■ TASK INSTRUCTIONS ■
Rewrite the records below with "scatter-point" changed to "data-point" and everything else unchanged. Leave out the pictures.

__________

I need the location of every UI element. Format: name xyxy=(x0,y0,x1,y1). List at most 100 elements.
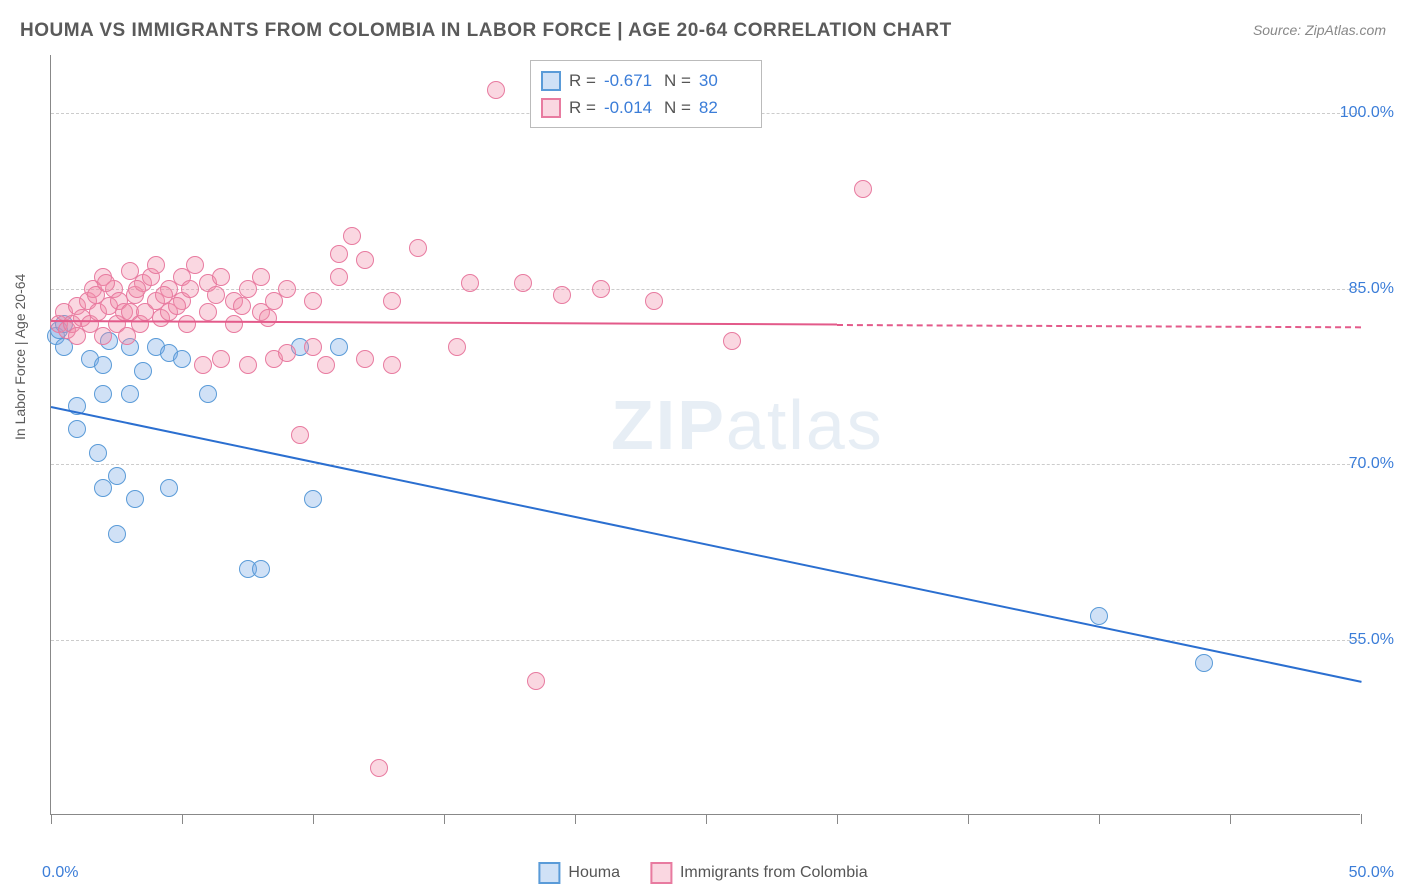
scatter-point xyxy=(178,315,196,333)
r-value: -0.014 xyxy=(604,94,656,121)
scatter-point xyxy=(1090,607,1108,625)
scatter-point xyxy=(278,344,296,362)
scatter-point xyxy=(97,274,115,292)
legend-item: Houma xyxy=(538,862,620,884)
scatter-point xyxy=(121,385,139,403)
scatter-point xyxy=(356,350,374,368)
scatter-point xyxy=(160,479,178,497)
scatter-point xyxy=(259,309,277,327)
scatter-point xyxy=(239,356,257,374)
scatter-point xyxy=(645,292,663,310)
x-tick xyxy=(444,814,445,824)
legend-swatch xyxy=(650,862,672,884)
scatter-point xyxy=(592,280,610,298)
scatter-point xyxy=(134,362,152,380)
scatter-point xyxy=(108,525,126,543)
x-axis-max-label: 50.0% xyxy=(1349,864,1394,882)
scatter-point xyxy=(461,274,479,292)
scatter-point xyxy=(89,444,107,462)
y-tick-label: 100.0% xyxy=(1340,104,1394,122)
x-tick xyxy=(313,814,314,824)
legend-label: Houma xyxy=(568,864,620,882)
r-label: R = xyxy=(569,67,596,94)
x-tick xyxy=(968,814,969,824)
legend-label: Immigrants from Colombia xyxy=(680,864,868,882)
n-label: N = xyxy=(664,67,691,94)
stats-row: R = -0.014 N = 82 xyxy=(541,94,751,121)
scatter-point xyxy=(278,280,296,298)
scatter-point xyxy=(356,251,374,269)
scatter-point xyxy=(181,280,199,298)
x-tick xyxy=(837,814,838,824)
n-value: 30 xyxy=(699,67,751,94)
y-tick-label: 55.0% xyxy=(1349,631,1394,649)
scatter-point xyxy=(330,245,348,263)
scatter-point xyxy=(252,268,270,286)
scatter-point xyxy=(343,227,361,245)
scatter-point xyxy=(147,256,165,274)
stats-row: R = -0.671 N = 30 xyxy=(541,67,751,94)
watermark-thin: atlas xyxy=(726,386,884,464)
scatter-point xyxy=(487,81,505,99)
scatter-point xyxy=(448,338,466,356)
chart-title: HOUMA VS IMMIGRANTS FROM COLOMBIA IN LAB… xyxy=(20,20,952,42)
scatter-point xyxy=(108,467,126,485)
r-label: R = xyxy=(569,94,596,121)
scatter-point xyxy=(128,280,146,298)
scatter-point xyxy=(514,274,532,292)
scatter-point xyxy=(94,385,112,403)
watermark: ZIPatlas xyxy=(611,385,884,465)
x-tick xyxy=(1099,814,1100,824)
scatter-point xyxy=(212,350,230,368)
scatter-point xyxy=(173,350,191,368)
scatter-point xyxy=(527,672,545,690)
y-tick-label: 85.0% xyxy=(1349,280,1394,298)
gridline xyxy=(51,464,1360,465)
scatter-point xyxy=(199,303,217,321)
scatter-point xyxy=(212,268,230,286)
scatter-point xyxy=(409,239,427,257)
n-value: 82 xyxy=(699,94,751,121)
legend-item: Immigrants from Colombia xyxy=(650,862,868,884)
y-axis-label: In Labor Force | Age 20-64 xyxy=(12,274,28,440)
x-tick xyxy=(1361,814,1362,824)
scatter-point xyxy=(723,332,741,350)
scatter-point xyxy=(194,356,212,374)
scatter-point xyxy=(304,338,322,356)
trend-line xyxy=(51,406,1361,683)
legend-swatch xyxy=(538,862,560,884)
scatter-point xyxy=(854,180,872,198)
scatter-point xyxy=(330,338,348,356)
trend-line xyxy=(51,320,837,326)
n-label: N = xyxy=(664,94,691,121)
scatter-point xyxy=(330,268,348,286)
x-tick xyxy=(706,814,707,824)
scatter-point xyxy=(553,286,571,304)
x-tick xyxy=(1230,814,1231,824)
r-value: -0.671 xyxy=(604,67,656,94)
scatter-point xyxy=(317,356,335,374)
series-swatch xyxy=(541,98,561,118)
x-axis-min-label: 0.0% xyxy=(42,864,78,882)
scatter-point xyxy=(370,759,388,777)
scatter-point xyxy=(126,490,144,508)
correlation-stats-box: R = -0.671 N = 30 R = -0.014 N = 82 xyxy=(530,60,762,128)
scatter-point xyxy=(233,297,251,315)
x-tick xyxy=(51,814,52,824)
source-credit: Source: ZipAtlas.com xyxy=(1253,22,1386,38)
scatter-point xyxy=(186,256,204,274)
scatter-point xyxy=(225,315,243,333)
scatter-point xyxy=(291,426,309,444)
scatter-point xyxy=(252,560,270,578)
scatter-point xyxy=(1195,654,1213,672)
y-tick-label: 70.0% xyxy=(1349,455,1394,473)
scatter-point xyxy=(304,292,322,310)
chart-plot-area: ZIPatlas xyxy=(50,55,1360,815)
bottom-legend: Houma Immigrants from Colombia xyxy=(538,862,867,884)
watermark-bold: ZIP xyxy=(611,386,726,464)
scatter-point xyxy=(199,385,217,403)
scatter-point xyxy=(168,297,186,315)
scatter-point xyxy=(383,356,401,374)
series-swatch xyxy=(541,71,561,91)
x-tick xyxy=(575,814,576,824)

__________

■ THE ANSWER ■
I need the location of every UI element. Format: name xyxy=(x0,y0,x1,y1). List at most 100 elements.
data-point xyxy=(178,315,196,333)
r-value: -0.014 xyxy=(604,94,656,121)
data-point xyxy=(1090,607,1108,625)
data-point xyxy=(278,344,296,362)
data-point xyxy=(97,274,115,292)
legend-item: Houma xyxy=(538,862,620,884)
data-point xyxy=(121,385,139,403)
data-point xyxy=(356,350,374,368)
data-point xyxy=(160,479,178,497)
data-point xyxy=(259,309,277,327)
data-point xyxy=(239,356,257,374)
data-point xyxy=(645,292,663,310)
x-tick xyxy=(444,814,445,824)
legend-swatch xyxy=(650,862,672,884)
data-point xyxy=(592,280,610,298)
data-point xyxy=(134,362,152,380)
data-point xyxy=(108,525,126,543)
x-axis-max-label: 50.0% xyxy=(1349,864,1394,882)
data-point xyxy=(461,274,479,292)
data-point xyxy=(89,444,107,462)
y-tick-label: 100.0% xyxy=(1340,104,1394,122)
x-tick xyxy=(313,814,314,824)
legend-label: Houma xyxy=(568,864,620,882)
r-label: R = xyxy=(569,67,596,94)
x-tick xyxy=(968,814,969,824)
legend-label: Immigrants from Colombia xyxy=(680,864,868,882)
n-label: N = xyxy=(664,67,691,94)
stats-row: R = -0.014 N = 82 xyxy=(541,94,751,121)
data-point xyxy=(278,280,296,298)
data-point xyxy=(356,251,374,269)
data-point xyxy=(181,280,199,298)
x-tick xyxy=(837,814,838,824)
n-value: 30 xyxy=(699,67,751,94)
y-tick-label: 55.0% xyxy=(1349,631,1394,649)
data-point xyxy=(330,245,348,263)
data-point xyxy=(252,268,270,286)
data-point xyxy=(343,227,361,245)
data-point xyxy=(147,256,165,274)
stats-row: R = -0.671 N = 30 xyxy=(541,67,751,94)
watermark-thin: atlas xyxy=(726,386,884,464)
data-point xyxy=(487,81,505,99)
data-point xyxy=(448,338,466,356)
chart-title: HOUMA VS IMMIGRANTS FROM COLOMBIA IN LAB… xyxy=(20,20,952,42)
data-point xyxy=(108,467,126,485)
r-label: R = xyxy=(569,94,596,121)
data-point xyxy=(128,280,146,298)
data-point xyxy=(514,274,532,292)
data-point xyxy=(94,385,112,403)
watermark: ZIPatlas xyxy=(611,385,884,465)
x-tick xyxy=(1099,814,1100,824)
data-point xyxy=(212,350,230,368)
data-point xyxy=(173,350,191,368)
data-point xyxy=(527,672,545,690)
y-tick-label: 85.0% xyxy=(1349,280,1394,298)
gridline xyxy=(51,464,1360,465)
data-point xyxy=(199,303,217,321)
data-point xyxy=(212,268,230,286)
data-point xyxy=(409,239,427,257)
n-value: 82 xyxy=(699,94,751,121)
legend-item: Immigrants from Colombia xyxy=(650,862,868,884)
y-axis-label: In Labor Force | Age 20-64 xyxy=(12,274,28,440)
x-tick xyxy=(1361,814,1362,824)
data-point xyxy=(723,332,741,350)
data-point xyxy=(194,356,212,374)
data-point xyxy=(304,338,322,356)
trend-line xyxy=(51,406,1361,683)
legend-swatch xyxy=(538,862,560,884)
data-point xyxy=(854,180,872,198)
data-point xyxy=(330,338,348,356)
trend-line xyxy=(51,320,837,326)
n-label: N = xyxy=(664,94,691,121)
data-point xyxy=(330,268,348,286)
x-tick xyxy=(706,814,707,824)
data-point xyxy=(553,286,571,304)
x-tick xyxy=(1230,814,1231,824)
r-value: -0.671 xyxy=(604,67,656,94)
data-point xyxy=(317,356,335,374)
series-swatch xyxy=(541,98,561,118)
x-axis-min-label: 0.0% xyxy=(42,864,78,882)
data-point xyxy=(370,759,388,777)
data-point xyxy=(126,490,144,508)
correlation-stats-box: R = -0.671 N = 30 R = -0.014 N = 82 xyxy=(530,60,762,128)
data-point xyxy=(233,297,251,315)
x-tick xyxy=(51,814,52,824)
source-credit: Source: ZipAtlas.com xyxy=(1253,22,1386,38)
data-point xyxy=(186,256,204,274)
data-point xyxy=(225,315,243,333)
data-point xyxy=(291,426,309,444)
data-point xyxy=(252,560,270,578)
data-point xyxy=(1195,654,1213,672)
y-tick-label: 70.0% xyxy=(1349,455,1394,473)
data-point xyxy=(304,292,322,310)
chart-plot-area: ZIPatlas xyxy=(50,55,1360,815)
bottom-legend: Houma Immigrants from Colombia xyxy=(538,862,867,884)
watermark-bold: ZIP xyxy=(611,386,726,464)
data-point xyxy=(199,385,217,403)
data-point xyxy=(168,297,186,315)
data-point xyxy=(383,356,401,374)
series-swatch xyxy=(541,71,561,91)
x-tick xyxy=(575,814,576,824)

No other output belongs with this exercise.